→ **YOUR OBJECTIVE**:
Extract every entry word for word.

→ **DATA SUPPLIED**:
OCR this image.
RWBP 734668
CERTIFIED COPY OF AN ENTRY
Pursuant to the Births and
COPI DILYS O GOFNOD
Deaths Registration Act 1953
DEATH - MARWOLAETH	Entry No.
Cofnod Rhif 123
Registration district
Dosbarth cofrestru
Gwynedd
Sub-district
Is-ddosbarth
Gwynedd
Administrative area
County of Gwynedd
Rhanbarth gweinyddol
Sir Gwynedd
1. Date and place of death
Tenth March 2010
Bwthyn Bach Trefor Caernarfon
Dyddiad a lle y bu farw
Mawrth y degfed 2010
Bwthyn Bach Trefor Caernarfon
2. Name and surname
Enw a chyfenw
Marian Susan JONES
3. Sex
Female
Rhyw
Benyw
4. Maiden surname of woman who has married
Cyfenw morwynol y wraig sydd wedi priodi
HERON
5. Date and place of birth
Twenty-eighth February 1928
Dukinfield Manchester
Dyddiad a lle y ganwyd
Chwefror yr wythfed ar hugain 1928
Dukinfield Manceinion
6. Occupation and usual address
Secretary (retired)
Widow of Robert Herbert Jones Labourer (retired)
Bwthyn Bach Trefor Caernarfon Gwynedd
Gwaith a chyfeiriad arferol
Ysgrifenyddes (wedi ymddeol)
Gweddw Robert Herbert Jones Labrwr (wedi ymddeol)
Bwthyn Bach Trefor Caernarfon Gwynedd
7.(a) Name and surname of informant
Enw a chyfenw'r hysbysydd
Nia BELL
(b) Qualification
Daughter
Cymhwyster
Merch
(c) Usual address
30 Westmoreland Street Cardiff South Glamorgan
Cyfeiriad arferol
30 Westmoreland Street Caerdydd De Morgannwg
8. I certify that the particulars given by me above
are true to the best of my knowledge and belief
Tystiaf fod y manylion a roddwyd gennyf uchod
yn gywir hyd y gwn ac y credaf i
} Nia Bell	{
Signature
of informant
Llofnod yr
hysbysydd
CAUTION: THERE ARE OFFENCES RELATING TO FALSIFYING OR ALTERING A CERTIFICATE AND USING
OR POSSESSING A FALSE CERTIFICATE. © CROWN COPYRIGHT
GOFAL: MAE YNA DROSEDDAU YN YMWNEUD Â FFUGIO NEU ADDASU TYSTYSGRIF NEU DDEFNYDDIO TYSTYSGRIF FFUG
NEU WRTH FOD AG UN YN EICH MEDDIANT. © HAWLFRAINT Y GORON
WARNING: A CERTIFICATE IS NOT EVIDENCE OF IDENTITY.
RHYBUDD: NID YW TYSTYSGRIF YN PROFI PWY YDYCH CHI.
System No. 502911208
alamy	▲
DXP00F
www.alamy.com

→ **REPLY**:
OCR this image.
RWBP 734668
CERTIFIED COPY OF AN ENTRY
Pursuant to the Births and
COPI DILYS O GOFNOD
Deaths Registration Act 1953
DEATH - MARWOLAETH	Entry No.
Cofnod Rhif 123
Registration district
Dosbarth cofrestru
Gwynedd
Sub-district
Is-ddosbarth
Gwynedd
Administrative area
County of Gwynedd
Rhanbarth gweinyddol
Sir Gwynedd
1. Date and place of death
Tenth March 2010
Bwthyn Bach Trefor Caernarfon
Dyddiad a lle y bu farw
Mawrth y degfed 2010
Bwthyn Bach Trefor Caernarfon
2. Name and surname
Enw a chyfenw
Marian Susan JONES
3. Sex
Female
Rhyw
Benyw
4. Maiden surname of woman who has married
Cyfenw morwynol y wraig sydd wedi priodi
HERON
5. Date and place of birth
Twenty-eighth February 1928
Dukinfield Manchester
Dyddiad a lle y ganwyd
Chwefror yr wythfed ar hugain 1928
Dukinfield Manceinion
6. Occupation and usual address
Secretary (retired)
Widow of Robert Herbert Jones Labourer (retired)
Bwthyn Bach Trefor Caernarfon Gwynedd
Gwaith a chyfeiriad arferol
Ysgrifenyddes (wedi ymddeol)
Gweddw Robert Herbert Jones Labrwr (wedi ymddeol)
Bwthyn Bach Trefor Caernarfon Gwynedd
7.(a) Name and surname of informant
Enw a chyfenw'r hysbysydd
Nia BELL
(b) Qualification
Daughter
Cymhwyster
Merch
(c) Usual address
30 Westmoreland Street Cardiff South Glamorgan
Cyfeiriad arferol
30 Westmoreland Street Caerdydd De Morgannwg
8. I certify that the particulars given by me above
are true to the best of my knowledge and belief
Tystiaf fod y manylion a roddwyd gennyf uchod
yn gywir hyd y gwn ac y credaf i
} Nia Bell	{
Signature
of informant
Llofnod yr
hysbysydd
CAUTION: THERE ARE OFFENCES RELATING TO FALSIFYING OR ALTERING A CERTIFICATE AND USING
OR POSSESSING A FALSE CERTIFICATE. © CROWN COPYRIGHT
GOFAL: MAE YNA DROSEDDAU YN YMWNEUD Â FFUGIO NEU ADDASU TYSTYSGRIF NEU DDEFNYDDIO TYSTYSGRIF FFUG
NEU WRTH FOD AG UN YN EICH MEDDIANT. © HAWLFRAINT Y GORON
WARNING: A CERTIFICATE IS NOT EVIDENCE OF IDENTITY.
RHYBUDD: NID YW TYSTYSGRIF YN PROFI PWY YDYCH CHI.
System No. 502911208
alamy	▲
DXP00F
www.alamy.com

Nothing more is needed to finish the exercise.